DIRECTIONS: Where the word "true" occurs in a line, return that line.

□ □ □

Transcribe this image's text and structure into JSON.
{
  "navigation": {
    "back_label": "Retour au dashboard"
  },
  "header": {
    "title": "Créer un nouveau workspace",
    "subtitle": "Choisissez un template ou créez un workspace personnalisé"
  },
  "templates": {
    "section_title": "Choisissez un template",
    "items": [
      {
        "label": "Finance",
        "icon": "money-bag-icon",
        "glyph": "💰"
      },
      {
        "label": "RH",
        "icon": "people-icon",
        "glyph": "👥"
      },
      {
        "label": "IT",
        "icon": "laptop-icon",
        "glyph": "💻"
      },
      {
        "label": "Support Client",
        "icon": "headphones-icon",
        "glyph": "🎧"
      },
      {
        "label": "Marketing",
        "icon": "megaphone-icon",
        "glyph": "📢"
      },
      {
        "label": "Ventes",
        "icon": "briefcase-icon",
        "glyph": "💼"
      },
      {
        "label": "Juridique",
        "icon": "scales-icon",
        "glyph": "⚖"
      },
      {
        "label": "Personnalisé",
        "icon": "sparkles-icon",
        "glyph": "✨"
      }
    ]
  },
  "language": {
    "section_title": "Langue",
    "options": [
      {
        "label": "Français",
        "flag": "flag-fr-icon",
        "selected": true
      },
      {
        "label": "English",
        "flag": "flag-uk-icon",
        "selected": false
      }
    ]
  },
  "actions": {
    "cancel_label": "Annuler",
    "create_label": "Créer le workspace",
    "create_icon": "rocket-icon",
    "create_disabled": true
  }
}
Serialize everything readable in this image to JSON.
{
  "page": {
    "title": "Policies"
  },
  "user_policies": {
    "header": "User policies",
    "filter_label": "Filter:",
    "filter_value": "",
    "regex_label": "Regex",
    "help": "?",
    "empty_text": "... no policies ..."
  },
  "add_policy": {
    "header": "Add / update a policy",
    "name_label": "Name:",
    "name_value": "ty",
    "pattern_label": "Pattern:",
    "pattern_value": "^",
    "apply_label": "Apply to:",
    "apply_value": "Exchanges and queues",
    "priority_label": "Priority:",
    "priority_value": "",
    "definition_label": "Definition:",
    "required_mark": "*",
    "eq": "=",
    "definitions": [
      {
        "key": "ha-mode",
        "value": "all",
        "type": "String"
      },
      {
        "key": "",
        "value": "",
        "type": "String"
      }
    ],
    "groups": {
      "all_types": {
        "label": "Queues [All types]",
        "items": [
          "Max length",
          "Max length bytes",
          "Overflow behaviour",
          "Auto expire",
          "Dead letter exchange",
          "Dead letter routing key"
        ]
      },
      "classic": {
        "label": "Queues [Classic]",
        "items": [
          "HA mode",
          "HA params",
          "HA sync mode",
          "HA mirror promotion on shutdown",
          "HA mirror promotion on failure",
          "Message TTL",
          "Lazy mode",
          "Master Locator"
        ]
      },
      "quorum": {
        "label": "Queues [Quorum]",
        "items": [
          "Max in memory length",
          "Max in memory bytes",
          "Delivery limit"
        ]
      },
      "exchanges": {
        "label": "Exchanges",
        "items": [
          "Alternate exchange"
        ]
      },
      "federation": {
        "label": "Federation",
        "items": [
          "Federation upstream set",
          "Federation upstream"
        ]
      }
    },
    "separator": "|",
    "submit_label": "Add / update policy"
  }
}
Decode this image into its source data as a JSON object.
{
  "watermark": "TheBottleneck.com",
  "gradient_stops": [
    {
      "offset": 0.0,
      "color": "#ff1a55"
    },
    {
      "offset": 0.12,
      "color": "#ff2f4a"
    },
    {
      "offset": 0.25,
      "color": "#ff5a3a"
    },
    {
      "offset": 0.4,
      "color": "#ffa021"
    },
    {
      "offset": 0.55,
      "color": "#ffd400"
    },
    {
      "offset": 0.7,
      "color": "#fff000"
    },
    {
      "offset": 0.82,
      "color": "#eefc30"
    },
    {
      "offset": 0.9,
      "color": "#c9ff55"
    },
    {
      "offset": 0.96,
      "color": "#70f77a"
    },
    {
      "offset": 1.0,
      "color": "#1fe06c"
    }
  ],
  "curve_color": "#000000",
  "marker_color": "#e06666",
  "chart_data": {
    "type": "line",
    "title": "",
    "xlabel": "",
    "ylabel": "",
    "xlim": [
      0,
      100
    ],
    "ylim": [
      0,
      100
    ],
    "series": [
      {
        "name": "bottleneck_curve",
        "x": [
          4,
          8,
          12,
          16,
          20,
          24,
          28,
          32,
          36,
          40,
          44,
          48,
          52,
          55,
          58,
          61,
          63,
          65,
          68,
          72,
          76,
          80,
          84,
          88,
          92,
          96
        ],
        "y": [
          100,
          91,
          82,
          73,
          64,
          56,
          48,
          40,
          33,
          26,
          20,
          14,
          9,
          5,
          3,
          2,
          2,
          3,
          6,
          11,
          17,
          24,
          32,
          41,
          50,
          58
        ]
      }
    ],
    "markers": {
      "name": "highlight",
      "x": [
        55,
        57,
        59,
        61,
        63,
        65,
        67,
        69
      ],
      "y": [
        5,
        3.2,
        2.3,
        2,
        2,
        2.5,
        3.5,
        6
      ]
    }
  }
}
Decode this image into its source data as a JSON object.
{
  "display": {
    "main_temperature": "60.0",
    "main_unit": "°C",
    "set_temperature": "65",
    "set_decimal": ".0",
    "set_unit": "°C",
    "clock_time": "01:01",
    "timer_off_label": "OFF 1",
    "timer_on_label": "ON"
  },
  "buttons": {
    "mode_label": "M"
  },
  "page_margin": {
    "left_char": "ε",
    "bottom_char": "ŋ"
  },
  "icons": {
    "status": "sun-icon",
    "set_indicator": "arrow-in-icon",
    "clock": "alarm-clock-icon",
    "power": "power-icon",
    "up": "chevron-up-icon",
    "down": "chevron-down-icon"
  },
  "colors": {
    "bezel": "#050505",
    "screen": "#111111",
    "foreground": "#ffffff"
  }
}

□ □ □

ANSWER TO THIS TASK:
        "selected": true
    "create_disabled": true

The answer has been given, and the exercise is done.